[Instructions to follow]
Set down every entry word for word. Omit the pictures.

** Start Given data **

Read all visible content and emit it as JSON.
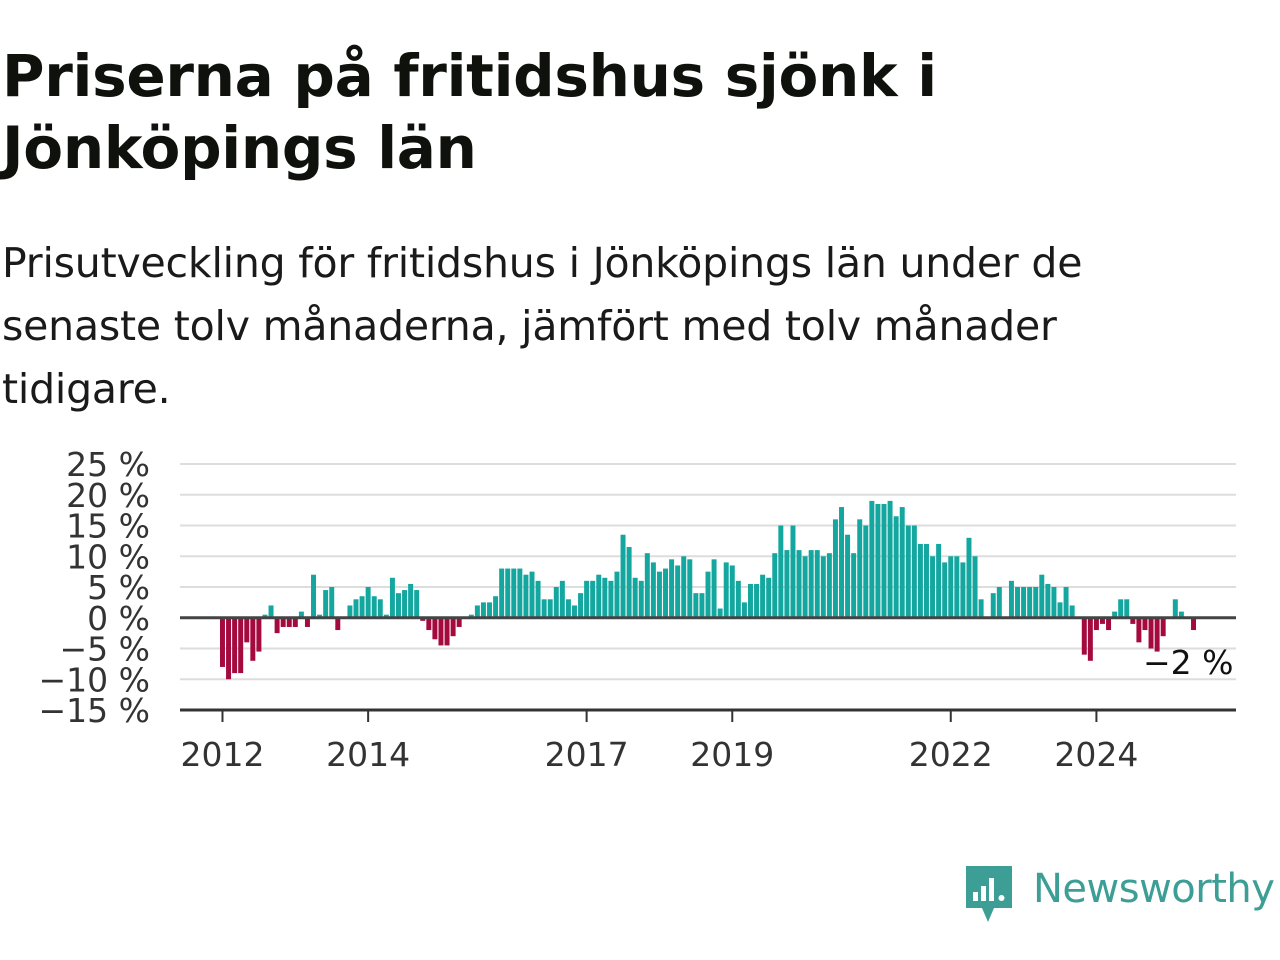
{
  "title": "Priserna på fritidshus sjönk i Jönköpings län",
  "subtitle": "Prisutveckling för fritidshus i Jönköpings län under de senaste tolv månaderna, jämfört med tolv månader tidigare.",
  "brand": {
    "name": "Newsworthy",
    "color": "#3d9e95",
    "icon": "newsworthy-logo-icon"
  },
  "colors": {
    "positive": "#14a7a0",
    "negative": "#a50a3e",
    "grid": "#dddddd",
    "zero_line": "#444444",
    "axis": "#333333"
  },
  "chart_data": {
    "type": "bar",
    "title": "Priserna på fritidshus sjönk i Jönköpings län",
    "subtitle": "Prisutveckling för fritidshus i Jönköpings län under de senaste tolv månaderna, jämfört med tolv månader tidigare.",
    "xlabel": "",
    "ylabel": "",
    "unit": "%",
    "ylim": [
      -15,
      25
    ],
    "yticks": [
      -15,
      -10,
      -5,
      0,
      5,
      10,
      15,
      20,
      25
    ],
    "ytick_labels": [
      "−15 %",
      "−10 %",
      "−5 %",
      "0 %",
      "5 %",
      "10 %",
      "15 %",
      "20 %",
      "25 %"
    ],
    "xlim": [
      "2011-06",
      "2025-12"
    ],
    "xticks": [
      "2012-01",
      "2014-01",
      "2017-01",
      "2019-01",
      "2022-01",
      "2024-01"
    ],
    "xtick_labels": [
      "2012",
      "2014",
      "2017",
      "2019",
      "2022",
      "2024"
    ],
    "grid": true,
    "legend": "none",
    "start_month": "2012-01",
    "values": [
      -8,
      -10,
      -9,
      -9,
      -4,
      -7,
      -5.5,
      0.5,
      2,
      -2.5,
      -1.5,
      -1.5,
      -1.5,
      1,
      -1.5,
      7,
      0.5,
      4.5,
      5,
      -2,
      0,
      2,
      3,
      3.5,
      5,
      3.5,
      3,
      0.5,
      6.5,
      4,
      4.5,
      5.5,
      4.5,
      -0.5,
      -2,
      -3.5,
      -4.5,
      -4.5,
      -3,
      -1.5,
      0,
      0.5,
      2,
      2.5,
      2.5,
      3.5,
      8,
      8,
      8,
      8,
      7,
      7.5,
      6,
      3,
      3,
      5,
      6,
      3,
      2,
      4,
      6,
      6,
      7,
      6.5,
      6,
      7.5,
      13.5,
      11.5,
      6.5,
      6,
      10.5,
      9,
      7.5,
      8,
      9.5,
      8.5,
      10,
      9.5,
      4,
      4,
      7.5,
      9.5,
      1.5,
      9,
      8.5,
      6,
      2.5,
      5.5,
      5.5,
      7,
      6.5,
      10.5,
      15,
      11,
      15,
      11,
      10,
      11,
      11,
      10,
      10.5,
      16,
      18,
      13.5,
      10.5,
      16,
      15,
      19,
      18.5,
      18.5,
      19,
      16.5,
      18,
      15,
      15,
      12,
      12,
      10,
      12,
      9,
      10,
      10,
      9,
      13,
      10,
      3,
      0,
      4,
      5,
      0,
      6,
      5,
      5,
      5,
      5,
      7,
      5.5,
      5,
      2.5,
      5,
      2,
      0,
      -6,
      -7,
      -2,
      -1,
      -2,
      1,
      3,
      3,
      -1,
      -4,
      -2,
      -5,
      -5.5,
      -3,
      0,
      3,
      1,
      0,
      -2
    ],
    "annotation": {
      "label": "−2 %",
      "month": "2025-05",
      "value": -2
    }
  }
}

** End Given data **

[Full solution]
Read all visible content and emit it as JSON.
{
  "title": "Priserna på fritidshus sjönk i Jönköpings län",
  "subtitle": "Prisutveckling för fritidshus i Jönköpings län under de senaste tolv månaderna, jämfört med tolv månader tidigare.",
  "brand": {
    "name": "Newsworthy",
    "color": "#3d9e95",
    "icon": "newsworthy-logo-icon"
  },
  "colors": {
    "positive": "#14a7a0",
    "negative": "#a50a3e",
    "grid": "#dddddd",
    "zero_line": "#444444",
    "axis": "#333333"
  },
  "chart_data": {
    "type": "bar",
    "title": "Priserna på fritidshus sjönk i Jönköpings län",
    "subtitle": "Prisutveckling för fritidshus i Jönköpings län under de senaste tolv månaderna, jämfört med tolv månader tidigare.",
    "xlabel": "",
    "ylabel": "",
    "unit": "%",
    "ylim": [
      -15,
      25
    ],
    "yticks": [
      -15,
      -10,
      -5,
      0,
      5,
      10,
      15,
      20,
      25
    ],
    "ytick_labels": [
      "−15 %",
      "−10 %",
      "−5 %",
      "0 %",
      "5 %",
      "10 %",
      "15 %",
      "20 %",
      "25 %"
    ],
    "xlim": [
      "2011-06",
      "2025-12"
    ],
    "xticks": [
      "2012-01",
      "2014-01",
      "2017-01",
      "2019-01",
      "2022-01",
      "2024-01"
    ],
    "xtick_labels": [
      "2012",
      "2014",
      "2017",
      "2019",
      "2022",
      "2024"
    ],
    "grid": true,
    "legend": "none",
    "start_month": "2012-01",
    "values": [
      -8,
      -10,
      -9,
      -9,
      -4,
      -7,
      -5.5,
      0.5,
      2,
      -2.5,
      -1.5,
      -1.5,
      -1.5,
      1,
      -1.5,
      7,
      0.5,
      4.5,
      5,
      -2,
      0,
      2,
      3,
      3.5,
      5,
      3.5,
      3,
      0.5,
      6.5,
      4,
      4.5,
      5.5,
      4.5,
      -0.5,
      -2,
      -3.5,
      -4.5,
      -4.5,
      -3,
      -1.5,
      0,
      0.5,
      2,
      2.5,
      2.5,
      3.5,
      8,
      8,
      8,
      8,
      7,
      7.5,
      6,
      3,
      3,
      5,
      6,
      3,
      2,
      4,
      6,
      6,
      7,
      6.5,
      6,
      7.5,
      13.5,
      11.5,
      6.5,
      6,
      10.5,
      9,
      7.5,
      8,
      9.5,
      8.5,
      10,
      9.5,
      4,
      4,
      7.5,
      9.5,
      1.5,
      9,
      8.5,
      6,
      2.5,
      5.5,
      5.5,
      7,
      6.5,
      10.5,
      15,
      11,
      15,
      11,
      10,
      11,
      11,
      10,
      10.5,
      16,
      18,
      13.5,
      10.5,
      16,
      15,
      19,
      18.5,
      18.5,
      19,
      16.5,
      18,
      15,
      15,
      12,
      12,
      10,
      12,
      9,
      10,
      10,
      9,
      13,
      10,
      3,
      0,
      4,
      5,
      0,
      6,
      5,
      5,
      5,
      5,
      7,
      5.5,
      5,
      2.5,
      5,
      2,
      0,
      -6,
      -7,
      -2,
      -1,
      -2,
      1,
      3,
      3,
      -1,
      -4,
      -2,
      -5,
      -5.5,
      -3,
      0,
      3,
      1,
      0,
      -2
    ],
    "annotation": {
      "label": "−2 %",
      "month": "2025-05",
      "value": -2
    }
  }
}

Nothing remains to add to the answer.